• To do
Your task is to gather the lines below that hold the string "Bactrim".
-- Exercise inputs start --
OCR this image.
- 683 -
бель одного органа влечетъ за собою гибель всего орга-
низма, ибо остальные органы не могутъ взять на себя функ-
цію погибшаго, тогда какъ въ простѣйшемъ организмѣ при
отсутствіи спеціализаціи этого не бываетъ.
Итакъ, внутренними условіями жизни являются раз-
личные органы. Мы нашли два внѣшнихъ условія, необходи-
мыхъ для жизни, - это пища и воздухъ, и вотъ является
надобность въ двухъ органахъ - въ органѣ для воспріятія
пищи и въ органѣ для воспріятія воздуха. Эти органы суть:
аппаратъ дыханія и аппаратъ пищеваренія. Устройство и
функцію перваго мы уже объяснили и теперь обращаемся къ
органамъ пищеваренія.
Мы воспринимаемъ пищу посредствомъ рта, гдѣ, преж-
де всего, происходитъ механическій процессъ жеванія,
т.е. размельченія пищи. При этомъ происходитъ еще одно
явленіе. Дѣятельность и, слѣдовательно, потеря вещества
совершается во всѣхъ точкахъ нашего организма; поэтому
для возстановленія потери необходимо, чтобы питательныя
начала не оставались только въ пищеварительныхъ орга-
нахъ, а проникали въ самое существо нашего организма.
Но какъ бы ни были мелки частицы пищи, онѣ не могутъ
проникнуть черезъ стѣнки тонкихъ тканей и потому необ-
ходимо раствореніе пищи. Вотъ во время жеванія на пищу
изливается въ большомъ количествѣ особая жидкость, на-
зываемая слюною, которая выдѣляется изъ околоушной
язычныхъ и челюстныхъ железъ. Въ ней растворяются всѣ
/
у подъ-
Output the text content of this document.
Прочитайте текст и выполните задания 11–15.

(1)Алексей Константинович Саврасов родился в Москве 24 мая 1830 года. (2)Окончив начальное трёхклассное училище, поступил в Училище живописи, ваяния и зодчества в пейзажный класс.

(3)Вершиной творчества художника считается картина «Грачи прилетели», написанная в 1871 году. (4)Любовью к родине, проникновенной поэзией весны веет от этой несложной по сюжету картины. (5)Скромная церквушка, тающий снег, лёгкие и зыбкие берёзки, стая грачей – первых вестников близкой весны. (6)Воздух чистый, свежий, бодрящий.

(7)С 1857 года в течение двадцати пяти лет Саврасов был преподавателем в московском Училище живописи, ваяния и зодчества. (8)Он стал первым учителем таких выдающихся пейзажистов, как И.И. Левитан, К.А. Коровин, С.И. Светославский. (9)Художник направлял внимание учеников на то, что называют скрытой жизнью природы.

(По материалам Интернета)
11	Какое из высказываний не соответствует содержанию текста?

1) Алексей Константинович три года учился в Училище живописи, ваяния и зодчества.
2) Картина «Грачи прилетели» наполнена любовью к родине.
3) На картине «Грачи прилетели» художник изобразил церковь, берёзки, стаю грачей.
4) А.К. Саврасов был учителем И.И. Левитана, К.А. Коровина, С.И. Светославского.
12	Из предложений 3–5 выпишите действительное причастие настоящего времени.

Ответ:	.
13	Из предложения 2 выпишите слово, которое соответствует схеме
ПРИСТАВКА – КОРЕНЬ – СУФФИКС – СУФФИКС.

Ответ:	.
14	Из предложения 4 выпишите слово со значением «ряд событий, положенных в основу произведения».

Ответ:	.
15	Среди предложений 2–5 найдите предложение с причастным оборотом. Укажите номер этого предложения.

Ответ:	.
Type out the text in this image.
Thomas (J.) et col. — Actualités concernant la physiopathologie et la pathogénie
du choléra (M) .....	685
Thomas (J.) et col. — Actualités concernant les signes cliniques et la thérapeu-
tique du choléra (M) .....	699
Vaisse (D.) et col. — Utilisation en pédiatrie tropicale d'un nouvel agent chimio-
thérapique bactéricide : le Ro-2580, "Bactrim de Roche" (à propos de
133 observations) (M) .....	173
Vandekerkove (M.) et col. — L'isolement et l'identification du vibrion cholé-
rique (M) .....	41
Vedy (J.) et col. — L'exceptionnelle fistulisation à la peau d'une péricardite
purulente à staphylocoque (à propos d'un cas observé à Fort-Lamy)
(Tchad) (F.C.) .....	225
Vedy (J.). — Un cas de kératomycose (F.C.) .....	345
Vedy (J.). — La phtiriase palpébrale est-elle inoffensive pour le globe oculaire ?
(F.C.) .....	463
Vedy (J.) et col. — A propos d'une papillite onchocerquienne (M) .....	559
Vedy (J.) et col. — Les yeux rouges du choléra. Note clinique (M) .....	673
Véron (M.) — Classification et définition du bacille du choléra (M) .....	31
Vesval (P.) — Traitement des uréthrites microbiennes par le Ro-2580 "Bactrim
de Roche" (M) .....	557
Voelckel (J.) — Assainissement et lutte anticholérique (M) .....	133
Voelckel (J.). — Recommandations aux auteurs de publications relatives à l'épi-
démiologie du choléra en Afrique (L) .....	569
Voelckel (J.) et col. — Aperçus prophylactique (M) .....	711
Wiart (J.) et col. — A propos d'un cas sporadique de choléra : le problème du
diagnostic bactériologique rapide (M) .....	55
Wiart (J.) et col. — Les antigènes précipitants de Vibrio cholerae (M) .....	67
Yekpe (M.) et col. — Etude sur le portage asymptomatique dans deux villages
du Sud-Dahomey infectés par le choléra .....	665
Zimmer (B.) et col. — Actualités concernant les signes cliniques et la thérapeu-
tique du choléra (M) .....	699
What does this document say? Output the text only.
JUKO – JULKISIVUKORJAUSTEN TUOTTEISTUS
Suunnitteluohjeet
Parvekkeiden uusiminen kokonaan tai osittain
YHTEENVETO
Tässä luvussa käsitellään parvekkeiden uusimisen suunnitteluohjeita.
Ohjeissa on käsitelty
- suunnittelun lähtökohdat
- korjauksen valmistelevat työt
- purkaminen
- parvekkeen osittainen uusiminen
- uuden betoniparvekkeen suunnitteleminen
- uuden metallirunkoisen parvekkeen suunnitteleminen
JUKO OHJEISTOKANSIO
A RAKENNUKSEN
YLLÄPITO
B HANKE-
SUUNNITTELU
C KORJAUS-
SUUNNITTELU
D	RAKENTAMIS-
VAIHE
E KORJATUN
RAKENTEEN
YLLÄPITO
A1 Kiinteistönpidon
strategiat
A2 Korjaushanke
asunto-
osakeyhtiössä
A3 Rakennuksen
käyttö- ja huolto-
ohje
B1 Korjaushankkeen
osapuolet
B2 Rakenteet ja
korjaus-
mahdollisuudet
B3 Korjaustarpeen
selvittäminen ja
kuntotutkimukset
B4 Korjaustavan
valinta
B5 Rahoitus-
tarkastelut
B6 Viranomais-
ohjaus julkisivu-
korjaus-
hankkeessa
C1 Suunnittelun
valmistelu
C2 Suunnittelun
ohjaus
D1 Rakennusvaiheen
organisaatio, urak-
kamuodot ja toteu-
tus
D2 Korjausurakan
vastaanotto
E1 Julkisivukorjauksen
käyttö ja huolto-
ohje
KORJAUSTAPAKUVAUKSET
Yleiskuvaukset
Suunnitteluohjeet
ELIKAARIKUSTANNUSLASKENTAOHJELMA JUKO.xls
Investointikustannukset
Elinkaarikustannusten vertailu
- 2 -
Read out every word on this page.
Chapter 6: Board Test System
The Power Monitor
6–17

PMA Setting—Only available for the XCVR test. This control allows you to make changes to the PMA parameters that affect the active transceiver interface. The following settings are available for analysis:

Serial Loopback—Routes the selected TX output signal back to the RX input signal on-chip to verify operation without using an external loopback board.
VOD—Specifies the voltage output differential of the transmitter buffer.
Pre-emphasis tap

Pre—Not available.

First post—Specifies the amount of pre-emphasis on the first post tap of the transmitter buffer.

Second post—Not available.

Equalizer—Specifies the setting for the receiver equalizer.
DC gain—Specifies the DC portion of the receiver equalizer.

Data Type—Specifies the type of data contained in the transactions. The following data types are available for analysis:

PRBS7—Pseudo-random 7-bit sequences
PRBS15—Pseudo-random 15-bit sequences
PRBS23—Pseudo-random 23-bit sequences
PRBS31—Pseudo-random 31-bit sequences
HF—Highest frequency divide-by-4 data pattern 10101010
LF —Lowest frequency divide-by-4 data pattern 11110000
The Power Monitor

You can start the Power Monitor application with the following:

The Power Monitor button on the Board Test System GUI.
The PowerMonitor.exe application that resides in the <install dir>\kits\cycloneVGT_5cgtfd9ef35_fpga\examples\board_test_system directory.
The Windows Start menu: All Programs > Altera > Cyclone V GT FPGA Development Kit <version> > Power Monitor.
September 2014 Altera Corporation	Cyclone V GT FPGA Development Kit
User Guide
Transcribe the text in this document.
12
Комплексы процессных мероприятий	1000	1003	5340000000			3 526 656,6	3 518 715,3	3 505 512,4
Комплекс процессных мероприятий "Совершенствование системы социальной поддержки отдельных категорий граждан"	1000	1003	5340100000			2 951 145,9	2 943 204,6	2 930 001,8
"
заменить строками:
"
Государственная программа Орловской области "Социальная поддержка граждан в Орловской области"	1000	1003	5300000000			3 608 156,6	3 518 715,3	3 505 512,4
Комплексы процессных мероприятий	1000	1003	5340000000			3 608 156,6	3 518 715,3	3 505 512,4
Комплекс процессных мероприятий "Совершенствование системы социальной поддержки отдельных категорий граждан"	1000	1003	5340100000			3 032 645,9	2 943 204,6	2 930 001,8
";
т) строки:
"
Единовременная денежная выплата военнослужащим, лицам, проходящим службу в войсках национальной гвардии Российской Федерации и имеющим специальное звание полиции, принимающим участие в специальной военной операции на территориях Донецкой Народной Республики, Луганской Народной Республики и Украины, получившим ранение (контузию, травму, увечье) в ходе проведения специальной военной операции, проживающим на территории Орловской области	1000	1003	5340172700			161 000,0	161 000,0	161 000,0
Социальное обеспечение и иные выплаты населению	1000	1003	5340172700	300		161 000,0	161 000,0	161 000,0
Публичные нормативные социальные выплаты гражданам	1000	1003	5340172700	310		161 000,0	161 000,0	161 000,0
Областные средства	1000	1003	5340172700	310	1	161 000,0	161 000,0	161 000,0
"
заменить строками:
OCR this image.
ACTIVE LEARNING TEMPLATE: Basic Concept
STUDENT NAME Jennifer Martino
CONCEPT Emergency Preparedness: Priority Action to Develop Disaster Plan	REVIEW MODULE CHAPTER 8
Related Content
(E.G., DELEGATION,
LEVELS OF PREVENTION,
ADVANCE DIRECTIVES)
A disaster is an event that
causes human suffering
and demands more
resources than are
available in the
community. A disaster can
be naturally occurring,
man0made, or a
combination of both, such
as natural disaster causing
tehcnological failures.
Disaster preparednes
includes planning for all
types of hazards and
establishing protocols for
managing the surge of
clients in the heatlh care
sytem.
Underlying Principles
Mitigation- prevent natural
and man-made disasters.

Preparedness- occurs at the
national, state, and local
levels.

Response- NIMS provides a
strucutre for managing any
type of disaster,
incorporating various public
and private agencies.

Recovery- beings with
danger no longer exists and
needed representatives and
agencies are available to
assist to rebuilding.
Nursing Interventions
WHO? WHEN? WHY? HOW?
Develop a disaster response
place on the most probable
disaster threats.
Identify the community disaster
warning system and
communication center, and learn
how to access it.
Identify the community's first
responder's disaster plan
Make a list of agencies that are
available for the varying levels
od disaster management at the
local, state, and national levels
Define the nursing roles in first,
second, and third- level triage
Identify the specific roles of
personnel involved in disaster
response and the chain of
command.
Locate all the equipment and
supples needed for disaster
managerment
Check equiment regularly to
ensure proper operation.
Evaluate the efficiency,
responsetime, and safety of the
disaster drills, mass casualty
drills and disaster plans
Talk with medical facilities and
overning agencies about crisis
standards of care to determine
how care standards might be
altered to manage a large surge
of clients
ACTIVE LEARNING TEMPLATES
-- Exercise inputs end --
• Output of the task
thérapique bactéricide : le Ro-2580, "Bactrim de Roche" (à propos de
Vesval (P.) — Traitement des uréthrites microbiennes par le Ro-2580 "Bactrim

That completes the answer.